§ **To be done**
Copy only those lines which run from the line containing "Output a JSON" to the end of the entries below, both inclusive, exactly as written and with no pictures.

────

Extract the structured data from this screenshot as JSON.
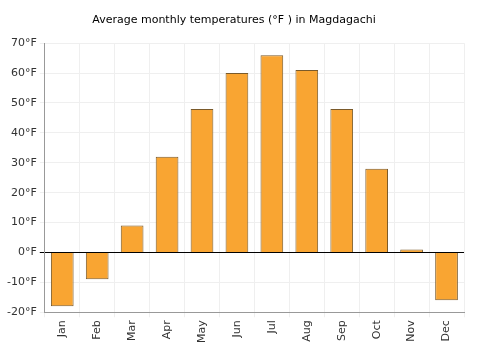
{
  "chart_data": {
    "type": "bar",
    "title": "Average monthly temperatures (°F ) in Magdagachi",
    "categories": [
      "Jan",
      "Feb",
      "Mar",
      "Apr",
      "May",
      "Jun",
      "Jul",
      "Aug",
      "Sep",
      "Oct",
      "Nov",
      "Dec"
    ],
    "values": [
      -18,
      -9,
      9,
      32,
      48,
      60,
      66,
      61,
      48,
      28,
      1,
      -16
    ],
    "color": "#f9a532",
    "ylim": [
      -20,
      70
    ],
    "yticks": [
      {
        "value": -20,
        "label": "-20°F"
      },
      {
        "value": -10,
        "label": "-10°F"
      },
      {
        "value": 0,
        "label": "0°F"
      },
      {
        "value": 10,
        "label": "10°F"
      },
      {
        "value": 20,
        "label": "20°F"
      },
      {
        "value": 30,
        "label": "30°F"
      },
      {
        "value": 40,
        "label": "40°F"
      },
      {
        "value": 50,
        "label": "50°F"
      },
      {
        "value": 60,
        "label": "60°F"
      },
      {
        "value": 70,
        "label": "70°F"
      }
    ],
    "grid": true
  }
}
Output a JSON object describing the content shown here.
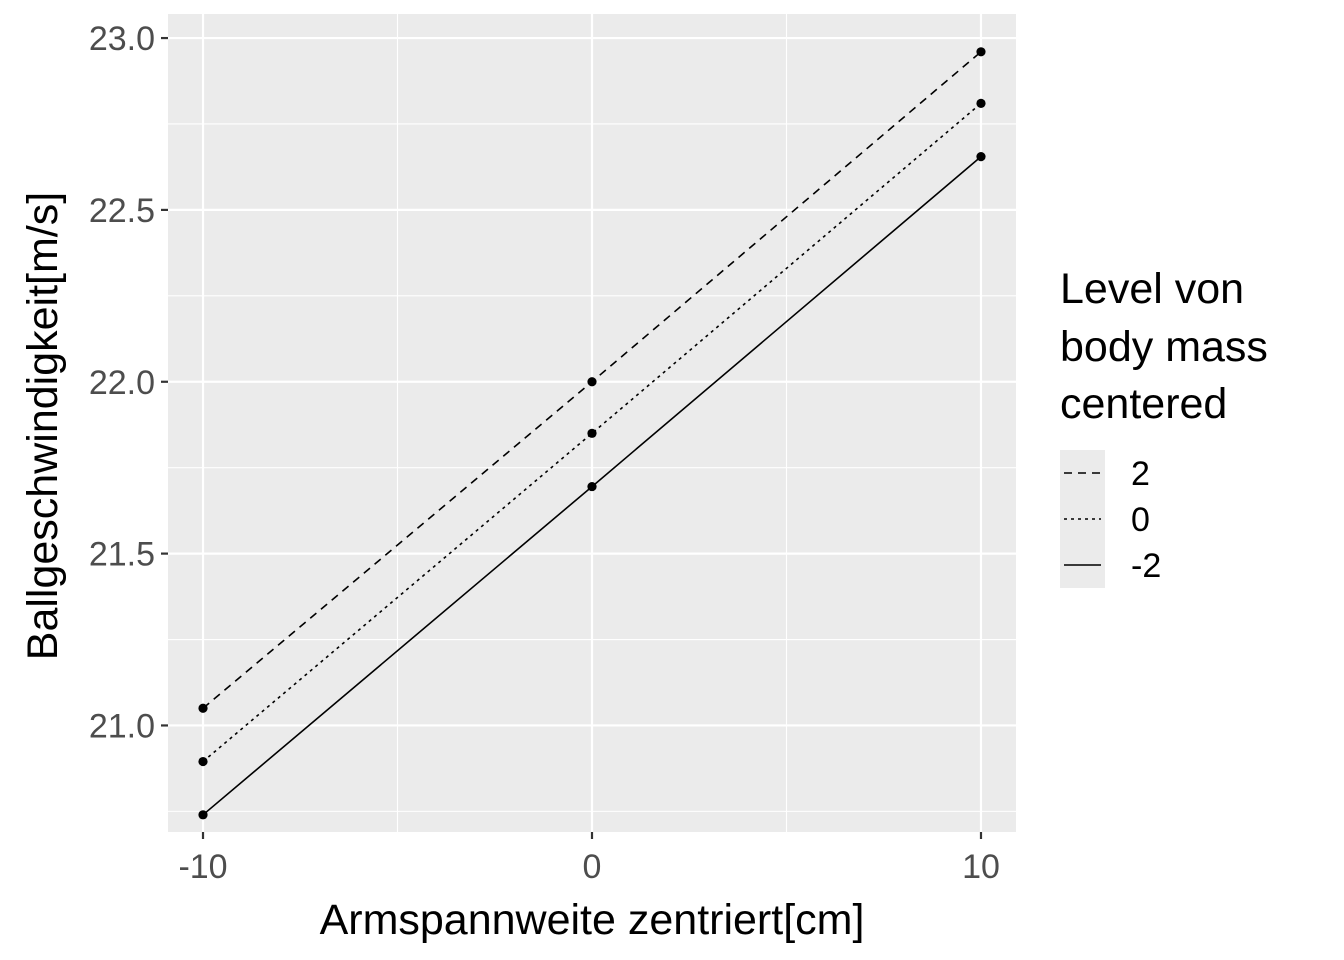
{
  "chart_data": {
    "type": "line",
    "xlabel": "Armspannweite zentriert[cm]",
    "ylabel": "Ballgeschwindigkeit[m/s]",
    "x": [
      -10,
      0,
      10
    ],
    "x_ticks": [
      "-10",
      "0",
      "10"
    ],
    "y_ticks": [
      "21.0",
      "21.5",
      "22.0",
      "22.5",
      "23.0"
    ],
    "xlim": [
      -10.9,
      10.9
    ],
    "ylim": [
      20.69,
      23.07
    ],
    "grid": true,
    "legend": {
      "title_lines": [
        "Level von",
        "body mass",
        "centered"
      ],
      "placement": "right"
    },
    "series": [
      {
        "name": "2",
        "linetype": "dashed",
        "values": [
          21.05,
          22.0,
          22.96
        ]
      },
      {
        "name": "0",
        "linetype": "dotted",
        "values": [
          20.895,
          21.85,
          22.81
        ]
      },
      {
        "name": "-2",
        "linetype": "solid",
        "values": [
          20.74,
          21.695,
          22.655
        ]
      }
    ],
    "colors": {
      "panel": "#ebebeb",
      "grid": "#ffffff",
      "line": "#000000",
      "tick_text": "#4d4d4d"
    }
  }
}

────

§ **Reply to the task**
Output a JSON object describing the content shown here.
{
  "chart_data": {
    "type": "line",
    "xlabel": "Armspannweite zentriert[cm]",
    "ylabel": "Ballgeschwindigkeit[m/s]",
    "x": [
      -10,
      0,
      10
    ],
    "x_ticks": [
      "-10",
      "0",
      "10"
    ],
    "y_ticks": [
      "21.0",
      "21.5",
      "22.0",
      "22.5",
      "23.0"
    ],
    "xlim": [
      -10.9,
      10.9
    ],
    "ylim": [
      20.69,
      23.07
    ],
    "grid": true,
    "legend": {
      "title_lines": [
        "Level von",
        "body mass",
        "centered"
      ],
      "placement": "right"
    },
    "series": [
      {
        "name": "2",
        "linetype": "dashed",
        "values": [
          21.05,
          22.0,
          22.96
        ]
      },
      {
        "name": "0",
        "linetype": "dotted",
        "values": [
          20.895,
          21.85,
          22.81
        ]
      },
      {
        "name": "-2",
        "linetype": "solid",
        "values": [
          20.74,
          21.695,
          22.655
        ]
      }
    ],
    "colors": {
      "panel": "#ebebeb",
      "grid": "#ffffff",
      "line": "#000000",
      "tick_text": "#4d4d4d"
    }
  }
}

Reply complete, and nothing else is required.